## [WORK REQUIRED]
Extract every line of the material that holds the string "Other".
◇ ◇ ◇ ◇
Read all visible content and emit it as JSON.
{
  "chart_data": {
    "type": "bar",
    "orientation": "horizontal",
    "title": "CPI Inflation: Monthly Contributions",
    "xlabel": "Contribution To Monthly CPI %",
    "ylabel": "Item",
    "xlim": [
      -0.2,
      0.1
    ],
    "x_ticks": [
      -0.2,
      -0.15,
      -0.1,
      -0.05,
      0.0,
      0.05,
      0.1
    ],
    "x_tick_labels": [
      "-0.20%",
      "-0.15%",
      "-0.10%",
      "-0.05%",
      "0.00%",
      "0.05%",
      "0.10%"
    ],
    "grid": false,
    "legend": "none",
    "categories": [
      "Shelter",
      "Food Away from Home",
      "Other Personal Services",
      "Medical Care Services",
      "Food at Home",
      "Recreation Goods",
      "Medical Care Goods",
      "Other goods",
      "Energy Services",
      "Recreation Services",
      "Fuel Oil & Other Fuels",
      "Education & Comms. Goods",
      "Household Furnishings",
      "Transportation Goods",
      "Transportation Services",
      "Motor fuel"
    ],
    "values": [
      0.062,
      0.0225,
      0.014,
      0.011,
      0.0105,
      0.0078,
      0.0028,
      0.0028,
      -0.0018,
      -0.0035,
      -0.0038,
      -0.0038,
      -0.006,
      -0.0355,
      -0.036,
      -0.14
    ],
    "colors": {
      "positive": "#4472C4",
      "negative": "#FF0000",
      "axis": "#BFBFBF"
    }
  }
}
◇ ◇ ◇ ◇
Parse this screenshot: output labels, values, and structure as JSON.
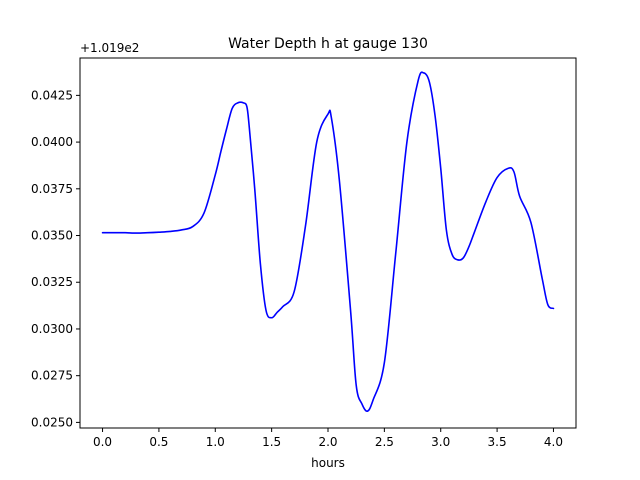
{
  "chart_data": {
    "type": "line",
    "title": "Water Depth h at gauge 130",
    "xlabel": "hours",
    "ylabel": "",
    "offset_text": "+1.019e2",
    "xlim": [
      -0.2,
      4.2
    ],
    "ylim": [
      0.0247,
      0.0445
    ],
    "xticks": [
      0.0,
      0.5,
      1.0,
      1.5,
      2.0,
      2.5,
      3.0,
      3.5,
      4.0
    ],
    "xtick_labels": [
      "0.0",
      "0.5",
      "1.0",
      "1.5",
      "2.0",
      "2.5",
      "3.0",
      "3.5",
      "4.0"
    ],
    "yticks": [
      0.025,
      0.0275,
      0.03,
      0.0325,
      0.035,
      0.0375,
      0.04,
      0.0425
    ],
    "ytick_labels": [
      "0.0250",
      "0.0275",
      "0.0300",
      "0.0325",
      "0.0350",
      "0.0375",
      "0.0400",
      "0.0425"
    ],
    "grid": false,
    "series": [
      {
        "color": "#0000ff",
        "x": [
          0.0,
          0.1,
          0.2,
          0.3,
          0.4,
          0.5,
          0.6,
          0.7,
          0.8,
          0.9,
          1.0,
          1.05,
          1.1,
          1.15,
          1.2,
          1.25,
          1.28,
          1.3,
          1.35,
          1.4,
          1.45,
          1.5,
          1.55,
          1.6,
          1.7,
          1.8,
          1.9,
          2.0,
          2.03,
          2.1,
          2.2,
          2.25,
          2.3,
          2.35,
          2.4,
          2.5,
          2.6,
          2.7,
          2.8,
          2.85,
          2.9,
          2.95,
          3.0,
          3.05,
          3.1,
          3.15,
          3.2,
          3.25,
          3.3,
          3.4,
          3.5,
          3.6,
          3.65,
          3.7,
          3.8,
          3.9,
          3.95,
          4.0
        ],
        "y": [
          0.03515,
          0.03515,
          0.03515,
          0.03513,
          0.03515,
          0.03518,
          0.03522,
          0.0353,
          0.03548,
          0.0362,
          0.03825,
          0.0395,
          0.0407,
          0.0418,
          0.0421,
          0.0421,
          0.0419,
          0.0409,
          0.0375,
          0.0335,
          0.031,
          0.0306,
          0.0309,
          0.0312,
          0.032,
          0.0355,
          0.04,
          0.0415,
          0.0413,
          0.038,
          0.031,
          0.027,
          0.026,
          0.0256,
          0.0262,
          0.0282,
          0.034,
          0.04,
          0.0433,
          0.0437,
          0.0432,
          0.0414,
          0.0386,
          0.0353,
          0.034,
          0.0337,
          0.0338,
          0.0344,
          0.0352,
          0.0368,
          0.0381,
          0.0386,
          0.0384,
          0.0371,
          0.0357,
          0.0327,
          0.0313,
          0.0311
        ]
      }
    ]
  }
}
◇ ◇ ◇ ◇
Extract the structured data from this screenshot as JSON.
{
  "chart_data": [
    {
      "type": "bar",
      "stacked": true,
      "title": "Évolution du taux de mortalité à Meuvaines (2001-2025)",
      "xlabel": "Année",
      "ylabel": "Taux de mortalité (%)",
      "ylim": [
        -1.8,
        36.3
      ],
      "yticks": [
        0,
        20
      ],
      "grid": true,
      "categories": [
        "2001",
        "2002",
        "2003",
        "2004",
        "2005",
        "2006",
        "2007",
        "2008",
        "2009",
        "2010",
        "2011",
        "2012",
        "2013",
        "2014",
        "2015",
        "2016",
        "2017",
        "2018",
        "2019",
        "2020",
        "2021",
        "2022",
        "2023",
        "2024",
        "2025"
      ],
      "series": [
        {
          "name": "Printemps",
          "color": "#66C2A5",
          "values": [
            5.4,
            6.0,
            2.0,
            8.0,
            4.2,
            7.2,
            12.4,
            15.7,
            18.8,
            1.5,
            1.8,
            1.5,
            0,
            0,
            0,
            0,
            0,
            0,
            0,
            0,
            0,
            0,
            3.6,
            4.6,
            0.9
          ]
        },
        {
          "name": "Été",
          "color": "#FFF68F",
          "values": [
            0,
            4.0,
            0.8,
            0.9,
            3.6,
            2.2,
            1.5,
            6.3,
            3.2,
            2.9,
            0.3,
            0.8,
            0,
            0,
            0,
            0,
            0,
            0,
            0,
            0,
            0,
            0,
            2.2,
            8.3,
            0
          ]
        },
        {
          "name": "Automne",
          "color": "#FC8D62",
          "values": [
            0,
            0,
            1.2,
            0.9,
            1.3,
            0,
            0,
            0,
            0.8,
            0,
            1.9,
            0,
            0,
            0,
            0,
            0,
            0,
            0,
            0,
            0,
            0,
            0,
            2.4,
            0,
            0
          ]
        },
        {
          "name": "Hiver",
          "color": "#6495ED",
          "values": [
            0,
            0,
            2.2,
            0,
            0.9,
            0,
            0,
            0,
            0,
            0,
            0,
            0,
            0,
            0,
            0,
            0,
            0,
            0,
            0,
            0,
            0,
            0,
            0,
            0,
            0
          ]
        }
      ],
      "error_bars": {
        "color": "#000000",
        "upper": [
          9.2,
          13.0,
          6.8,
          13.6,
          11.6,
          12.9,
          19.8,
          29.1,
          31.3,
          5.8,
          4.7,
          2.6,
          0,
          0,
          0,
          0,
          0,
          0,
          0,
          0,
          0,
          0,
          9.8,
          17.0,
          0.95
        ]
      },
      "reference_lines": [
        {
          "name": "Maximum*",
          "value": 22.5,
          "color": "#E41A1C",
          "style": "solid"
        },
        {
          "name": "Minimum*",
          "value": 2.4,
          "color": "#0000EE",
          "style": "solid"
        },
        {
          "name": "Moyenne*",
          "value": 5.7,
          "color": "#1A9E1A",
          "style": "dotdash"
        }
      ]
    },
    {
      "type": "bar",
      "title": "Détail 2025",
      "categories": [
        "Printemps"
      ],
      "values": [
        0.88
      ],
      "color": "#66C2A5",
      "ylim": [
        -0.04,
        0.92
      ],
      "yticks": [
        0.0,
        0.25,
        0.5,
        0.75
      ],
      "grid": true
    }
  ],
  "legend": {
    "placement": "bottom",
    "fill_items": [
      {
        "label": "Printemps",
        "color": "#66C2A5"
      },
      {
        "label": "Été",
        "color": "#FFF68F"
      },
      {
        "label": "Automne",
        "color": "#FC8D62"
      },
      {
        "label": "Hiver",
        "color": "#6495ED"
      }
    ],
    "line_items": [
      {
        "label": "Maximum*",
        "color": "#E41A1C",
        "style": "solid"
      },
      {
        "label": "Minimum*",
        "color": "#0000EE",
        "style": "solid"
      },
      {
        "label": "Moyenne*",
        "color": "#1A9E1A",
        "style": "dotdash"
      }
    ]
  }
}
◇ ◇ ◇ ◇
## [REPLY]
      "Other Personal Services",
      "Other goods",
      "Fuel Oil & Other Fuels",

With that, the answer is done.